_Problem requirements_. Omit all pictures, then retype the data exactly as given.

## Begin

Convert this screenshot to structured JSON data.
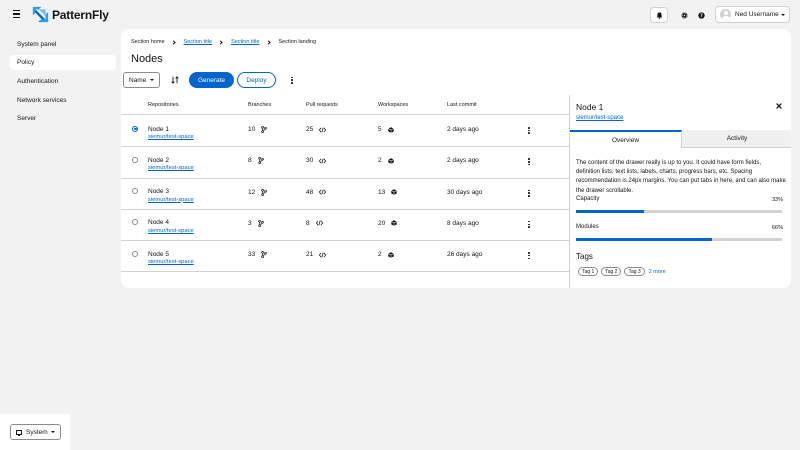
{
  "header": {
    "brand": "PatternFly",
    "user_name": "Ned Username"
  },
  "sidebar": {
    "items": [
      {
        "label": "System panel",
        "active": false
      },
      {
        "label": "Policy",
        "active": true
      },
      {
        "label": "Authentication",
        "active": false
      },
      {
        "label": "Network services",
        "active": false
      },
      {
        "label": "Server",
        "active": false
      }
    ],
    "footer_button": "System"
  },
  "breadcrumb": [
    "Section home",
    "Section title",
    "Section title",
    "Section landing"
  ],
  "page_title": "Nodes",
  "toolbar": {
    "select_label": "Name",
    "primary_label": "Generate",
    "secondary_label": "Deploy"
  },
  "table": {
    "columns": [
      "Repositories",
      "Branches",
      "Pull requests",
      "Workspaces",
      "Last commit"
    ],
    "rows": [
      {
        "name": "Node 1",
        "link": "siemur/test-space",
        "branches": "10",
        "pull_requests": "25",
        "workspaces": "5",
        "last_commit": "2 days ago",
        "selected": true
      },
      {
        "name": "Node 2",
        "link": "siemur/test-space",
        "branches": "8",
        "pull_requests": "30",
        "workspaces": "2",
        "last_commit": "2 days ago",
        "selected": false
      },
      {
        "name": "Node 3",
        "link": "siemur/test-space",
        "branches": "12",
        "pull_requests": "48",
        "workspaces": "13",
        "last_commit": "30 days ago",
        "selected": false
      },
      {
        "name": "Node 4",
        "link": "siemur/test-space",
        "branches": "3",
        "pull_requests": "8",
        "workspaces": "20",
        "last_commit": "8 days ago",
        "selected": false
      },
      {
        "name": "Node 5",
        "link": "siemur/test-space",
        "branches": "33",
        "pull_requests": "21",
        "workspaces": "2",
        "last_commit": "26 days ago",
        "selected": false
      }
    ]
  },
  "drawer": {
    "title": "Node 1",
    "link": "siemur/test-space",
    "tabs": [
      "Overview",
      "Activity"
    ],
    "description": "The content of the drawer really is up to you. It could have form fields, definition lists, text lists, labels, charts, progress bars, etc. Spacing recommendation is 24px margins. You can put tabs in here, and can also make the drawer scrollable.",
    "progress": [
      {
        "label": "Capacity",
        "value_text": "33%",
        "value": 33
      },
      {
        "label": "Modules",
        "value_text": "66%",
        "value": 66
      }
    ],
    "tags_title": "Tags",
    "tags": [
      "Tag 1",
      "Tag 2",
      "Tag 3"
    ],
    "more_label": "2 more"
  },
  "colors": {
    "accent": "#0066cc",
    "background": "#f2f2f2",
    "border": "#d2d2d2"
  }
}
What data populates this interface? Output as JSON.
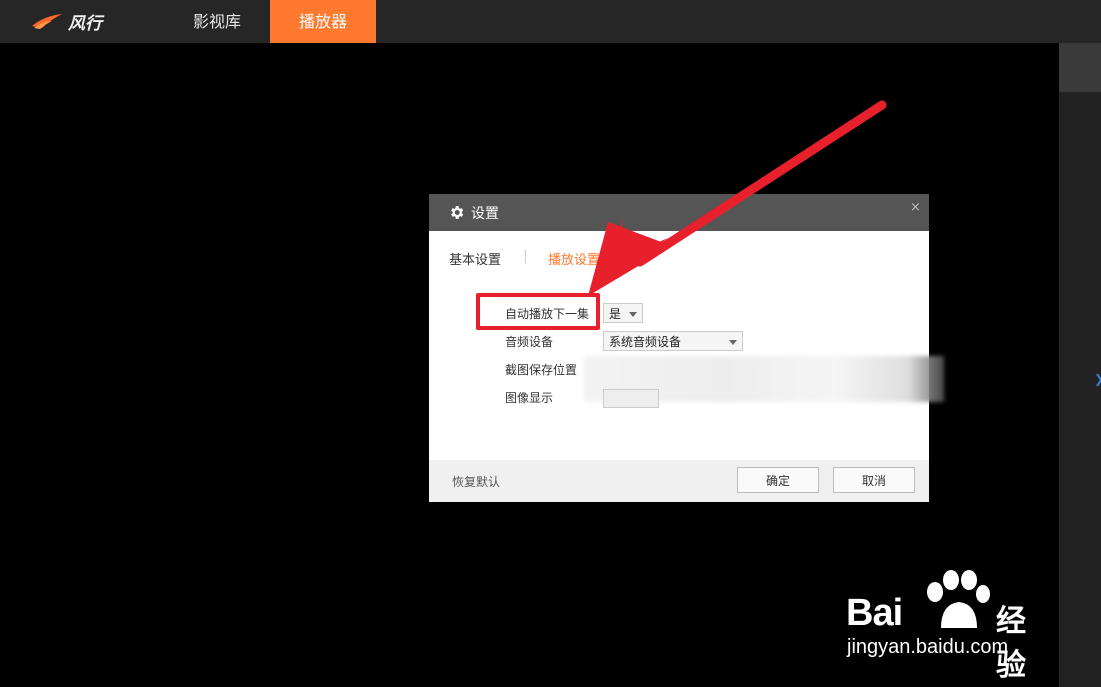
{
  "topbar": {
    "logo_text": "风行",
    "tabs": [
      {
        "label": "影视库"
      },
      {
        "label": "播放器"
      }
    ]
  },
  "dialog": {
    "title": "设置",
    "close": "×",
    "tabs": [
      {
        "label": "基本设置"
      },
      {
        "label": "播放设置"
      }
    ],
    "rows": [
      {
        "label": "自动播放下一集",
        "value": "是"
      },
      {
        "label": "音频设备",
        "value": "系统音频设备"
      },
      {
        "label": "截图保存位置"
      },
      {
        "label": "图像显示"
      }
    ],
    "footer": {
      "restore": "恢复默认",
      "ok": "确定",
      "cancel": "取消"
    }
  },
  "watermark": {
    "brand": "Bai",
    "brand_suffix": "经验",
    "url": "jingyan.baidu.com"
  },
  "colors": {
    "accent": "#ff7a2f",
    "annotation": "#e8202c",
    "topbar": "#262626"
  },
  "icons": [
    "fengxing-logo-icon",
    "gear-icon",
    "close-icon",
    "chevron-down-icon",
    "baidu-paw-icon"
  ]
}
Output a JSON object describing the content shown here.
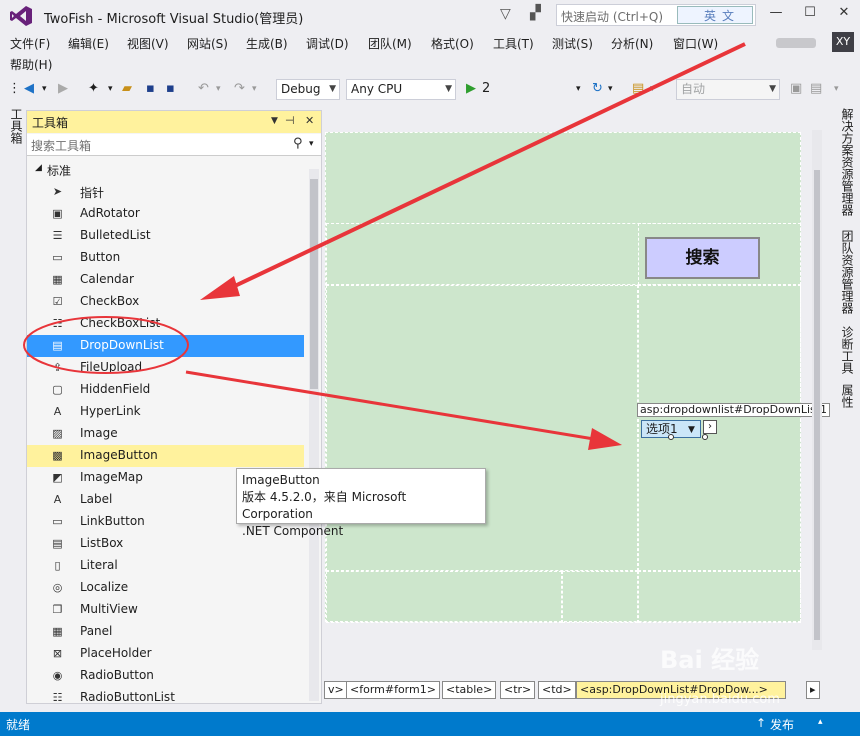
{
  "window": {
    "title": "TwoFish - Microsoft Visual Studio(管理员)",
    "quick_launch_placeholder": "快速启动 (Ctrl+Q)",
    "ime_label": "英文",
    "avatar_initials": "XY"
  },
  "menu": {
    "items": [
      "文件(F)",
      "编辑(E)",
      "视图(V)",
      "网站(S)",
      "生成(B)",
      "调试(D)",
      "团队(M)",
      "格式(O)",
      "工具(T)",
      "测试(S)",
      "分析(N)",
      "窗口(W)"
    ],
    "help": "帮助(H)"
  },
  "toolbar": {
    "config": "Debug",
    "platform": "Any CPU",
    "run_label": "2",
    "auto_combo": "自动"
  },
  "left_tab": "工具箱",
  "toolbox": {
    "title": "工具箱",
    "search_placeholder": "搜索工具箱",
    "group": "标准",
    "items": [
      {
        "label": "指针",
        "icon": "pointer-icon",
        "glyph": "➤"
      },
      {
        "label": "AdRotator",
        "icon": "adrotator-icon",
        "glyph": "▣"
      },
      {
        "label": "BulletedList",
        "icon": "bulletedlist-icon",
        "glyph": "☰"
      },
      {
        "label": "Button",
        "icon": "button-icon",
        "glyph": "▭"
      },
      {
        "label": "Calendar",
        "icon": "calendar-icon",
        "glyph": "▦"
      },
      {
        "label": "CheckBox",
        "icon": "checkbox-icon",
        "glyph": "☑"
      },
      {
        "label": "CheckBoxList",
        "icon": "checkboxlist-icon",
        "glyph": "☷"
      },
      {
        "label": "DropDownList",
        "icon": "dropdownlist-icon",
        "glyph": "▤"
      },
      {
        "label": "FileUpload",
        "icon": "fileupload-icon",
        "glyph": "⇪"
      },
      {
        "label": "HiddenField",
        "icon": "hiddenfield-icon",
        "glyph": "▢"
      },
      {
        "label": "HyperLink",
        "icon": "hyperlink-icon",
        "glyph": "A"
      },
      {
        "label": "Image",
        "icon": "image-icon",
        "glyph": "▨"
      },
      {
        "label": "ImageButton",
        "icon": "imagebutton-icon",
        "glyph": "▩"
      },
      {
        "label": "ImageMap",
        "icon": "imagemap-icon",
        "glyph": "◩"
      },
      {
        "label": "Label",
        "icon": "label-icon",
        "glyph": "A"
      },
      {
        "label": "LinkButton",
        "icon": "linkbutton-icon",
        "glyph": "▭"
      },
      {
        "label": "ListBox",
        "icon": "listbox-icon",
        "glyph": "▤"
      },
      {
        "label": "Literal",
        "icon": "literal-icon",
        "glyph": "▯"
      },
      {
        "label": "Localize",
        "icon": "localize-icon",
        "glyph": "◎"
      },
      {
        "label": "MultiView",
        "icon": "multiview-icon",
        "glyph": "❐"
      },
      {
        "label": "Panel",
        "icon": "panel-icon",
        "glyph": "▦"
      },
      {
        "label": "PlaceHolder",
        "icon": "placeholder-icon",
        "glyph": "⊠"
      },
      {
        "label": "RadioButton",
        "icon": "radiobutton-icon",
        "glyph": "◉"
      },
      {
        "label": "RadioButtonList",
        "icon": "radiobuttonlist-icon",
        "glyph": "☷"
      }
    ],
    "selected_index": 7,
    "hover_index": 12
  },
  "tooltip": {
    "line1": "ImageButton",
    "line2": "版本 4.5.2.0，来自 Microsoft Corporation",
    "line3": ".NET Component"
  },
  "designer": {
    "search_button": "搜索",
    "ddl_tag": "asp:dropdownlist#DropDownList1",
    "ddl_value": "选项1"
  },
  "tagnav": [
    "<form#form1>",
    "<table>",
    "<tr>",
    "<td>",
    "<asp:DropDownList#DropDow...>"
  ],
  "right_tabs": [
    "解决方案资源管理器",
    "团队资源管理器",
    "诊断工具",
    "属性"
  ],
  "status": {
    "text": "就绪",
    "publish": "发布"
  },
  "colors": {
    "accent": "#007acc",
    "selection": "#3399ff",
    "highlight": "#fff29d",
    "canvas": "#cde6cc",
    "annotation": "#e8353a"
  }
}
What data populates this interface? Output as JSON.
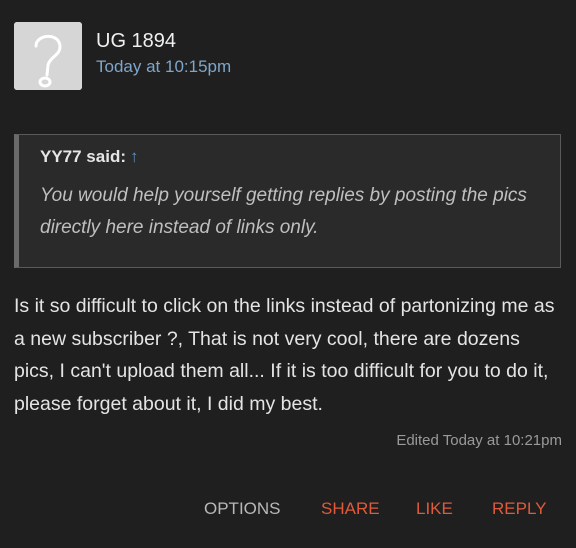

## End

_Result of the exercise_.
Convert this screenshot to structured JSON data.
{
  "header": {
    "brand": "PatternFly",
    "user_name": "Ned Username"
  },
  "sidebar": {
    "items": [
      {
        "label": "System panel",
        "active": false
      },
      {
        "label": "Policy",
        "active": true
      },
      {
        "label": "Authentication",
        "active": false
      },
      {
        "label": "Network services",
        "active": false
      },
      {
        "label": "Server",
        "active": false
      }
    ],
    "footer_button": "System"
  },
  "breadcrumb": [
    "Section home",
    "Section title",
    "Section title",
    "Section landing"
  ],
  "page_title": "Nodes",
  "toolbar": {
    "select_label": "Name",
    "primary_label": "Generate",
    "secondary_label": "Deploy"
  },
  "table": {
    "columns": [
      "Repositories",
      "Branches",
      "Pull requests",
      "Workspaces",
      "Last commit"
    ],
    "rows": [
      {
        "name": "Node 1",
        "link": "siemur/test-space",
        "branches": "10",
        "pull_requests": "25",
        "workspaces": "5",
        "last_commit": "2 days ago",
        "selected": true
      },
      {
        "name": "Node 2",
        "link": "siemur/test-space",
        "branches": "8",
        "pull_requests": "30",
        "workspaces": "2",
        "last_commit": "2 days ago",
        "selected": false
      },
      {
        "name": "Node 3",
        "link": "siemur/test-space",
        "branches": "12",
        "pull_requests": "48",
        "workspaces": "13",
        "last_commit": "30 days ago",
        "selected": false
      },
      {
        "name": "Node 4",
        "link": "siemur/test-space",
        "branches": "3",
        "pull_requests": "8",
        "workspaces": "20",
        "last_commit": "8 days ago",
        "selected": false
      },
      {
        "name": "Node 5",
        "link": "siemur/test-space",
        "branches": "33",
        "pull_requests": "21",
        "workspaces": "2",
        "last_commit": "26 days ago",
        "selected": false
      }
    ]
  },
  "drawer": {
    "title": "Node 1",
    "link": "siemur/test-space",
    "tabs": [
      "Overview",
      "Activity"
    ],
    "description": "The content of the drawer really is up to you. It could have form fields, definition lists, text lists, labels, charts, progress bars, etc. Spacing recommendation is 24px margins. You can put tabs in here, and can also make the drawer scrollable.",
    "progress": [
      {
        "label": "Capacity",
        "value_text": "33%",
        "value": 33
      },
      {
        "label": "Modules",
        "value_text": "66%",
        "value": 66
      }
    ],
    "tags_title": "Tags",
    "tags": [
      "Tag 1",
      "Tag 2",
      "Tag 3"
    ],
    "more_label": "2 more"
  },
  "colors": {
    "accent": "#0066cc",
    "background": "#f2f2f2",
    "border": "#d2d2d2"
  }
}
What data populates this interface? Output as JSON.
{
  "topbar": {
    "logo_text": "风行",
    "tabs": [
      {
        "label": "影视库"
      },
      {
        "label": "播放器"
      }
    ]
  },
  "dialog": {
    "title": "设置",
    "close": "×",
    "tabs": [
      {
        "label": "基本设置"
      },
      {
        "label": "播放设置"
      }
    ],
    "rows": [
      {
        "label": "自动播放下一集",
        "value": "是"
      },
      {
        "label": "音频设备",
        "value": "系统音频设备"
      },
      {
        "label": "截图保存位置"
      },
      {
        "label": "图像显示"
      }
    ],
    "footer": {
      "restore": "恢复默认",
      "ok": "确定",
      "cancel": "取消"
    }
  },
  "watermark": {
    "brand": "Bai",
    "brand_suffix": "经验",
    "url": "jingyan.baidu.com"
  },
  "colors": {
    "accent": "#ff7a2f",
    "annotation": "#e8202c",
    "topbar": "#262626"
  },
  "icons": [
    "fengxing-logo-icon",
    "gear-icon",
    "close-icon",
    "chevron-down-icon",
    "baidu-paw-icon"
  ]
}
Output a JSON object describing the content shown here.
{
  "window": {
    "title": "TwoFish - Microsoft Visual Studio(管理员)",
    "quick_launch_placeholder": "快速启动 (Ctrl+Q)",
    "ime_label": "英文",
    "avatar_initials": "XY"
  },
  "menu": {
    "items": [
      "文件(F)",
      "编辑(E)",
      "视图(V)",
      "网站(S)",
      "生成(B)",
      "调试(D)",
      "团队(M)",
      "格式(O)",
      "工具(T)",
      "测试(S)",
      "分析(N)",
      "窗口(W)"
    ],
    "help": "帮助(H)"
  },
  "toolbar": {
    "config": "Debug",
    "platform": "Any CPU",
    "run_label": "2",
    "auto_combo": "自动"
  },
  "left_tab": "工具箱",
  "toolbox": {
    "title": "工具箱",
    "search_placeholder": "搜索工具箱",
    "group": "标准",
    "items": [
      {
        "label": "指针",
        "icon": "pointer-icon",
        "glyph": "➤"
      },
      {
        "label": "AdRotator",
        "icon": "adrotator-icon",
        "glyph": "▣"
      },
      {
        "label": "BulletedList",
        "icon": "bulletedlist-icon",
        "glyph": "☰"
      },
      {
        "label": "Button",
        "icon": "button-icon",
        "glyph": "▭"
      },
      {
        "label": "Calendar",
        "icon": "calendar-icon",
        "glyph": "▦"
      },
      {
        "label": "CheckBox",
        "icon": "checkbox-icon",
        "glyph": "☑"
      },
      {
        "label": "CheckBoxList",
        "icon": "checkboxlist-icon",
        "glyph": "☷"
      },
      {
        "label": "DropDownList",
        "icon": "dropdownlist-icon",
        "glyph": "▤"
      },
      {
        "label": "FileUpload",
        "icon": "fileupload-icon",
        "glyph": "⇪"
      },
      {
        "label": "HiddenField",
        "icon": "hiddenfield-icon",
        "glyph": "▢"
      },
      {
        "label": "HyperLink",
        "icon": "hyperlink-icon",
        "glyph": "A"
      },
      {
        "label": "Image",
        "icon": "image-icon",
        "glyph": "▨"
      },
      {
        "label": "ImageButton",
        "icon": "imagebutton-icon",
        "glyph": "▩"
      },
      {
        "label": "ImageMap",
        "icon": "imagemap-icon",
        "glyph": "◩"
      },
      {
        "label": "Label",
        "icon": "label-icon",
        "glyph": "A"
      },
      {
        "label": "LinkButton",
        "icon": "linkbutton-icon",
        "glyph": "▭"
      },
      {
        "label": "ListBox",
        "icon": "listbox-icon",
        "glyph": "▤"
      },
      {
        "label": "Literal",
        "icon": "literal-icon",
        "glyph": "▯"
      },
      {
        "label": "Localize",
        "icon": "localize-icon",
        "glyph": "◎"
      },
      {
        "label": "MultiView",
        "icon": "multiview-icon",
        "glyph": "❐"
      },
      {
        "label": "Panel",
        "icon": "panel-icon",
        "glyph": "▦"
      },
      {
        "label": "PlaceHolder",
        "icon": "placeholder-icon",
        "glyph": "⊠"
      },
      {
        "label": "RadioButton",
        "icon": "radiobutton-icon",
        "glyph": "◉"
      },
      {
        "label": "RadioButtonList",
        "icon": "radiobuttonlist-icon",
        "glyph": "☷"
      }
    ],
    "selected_index": 7,
    "hover_index": 12
  },
  "tooltip": {
    "line1": "ImageButton",
    "line2": "版本 4.5.2.0，来自 Microsoft Corporation",
    "line3": ".NET Component"
  },
  "designer": {
    "search_button": "搜索",
    "ddl_tag": "asp:dropdownlist#DropDownList1",
    "ddl_value": "选项1"
  },
  "tagnav": [
    "<form#form1>",
    "<table>",
    "<tr>",
    "<td>",
    "<asp:DropDownList#DropDow...>"
  ],
  "right_tabs": [
    "解决方案资源管理器",
    "团队资源管理器",
    "诊断工具",
    "属性"
  ],
  "status": {
    "text": "就绪",
    "publish": "发布"
  },
  "colors": {
    "accent": "#007acc",
    "selection": "#3399ff",
    "highlight": "#fff29d",
    "canvas": "#cde6cc",
    "annotation": "#e8353a"
  }
}
What data populates this interface? Output as JSON.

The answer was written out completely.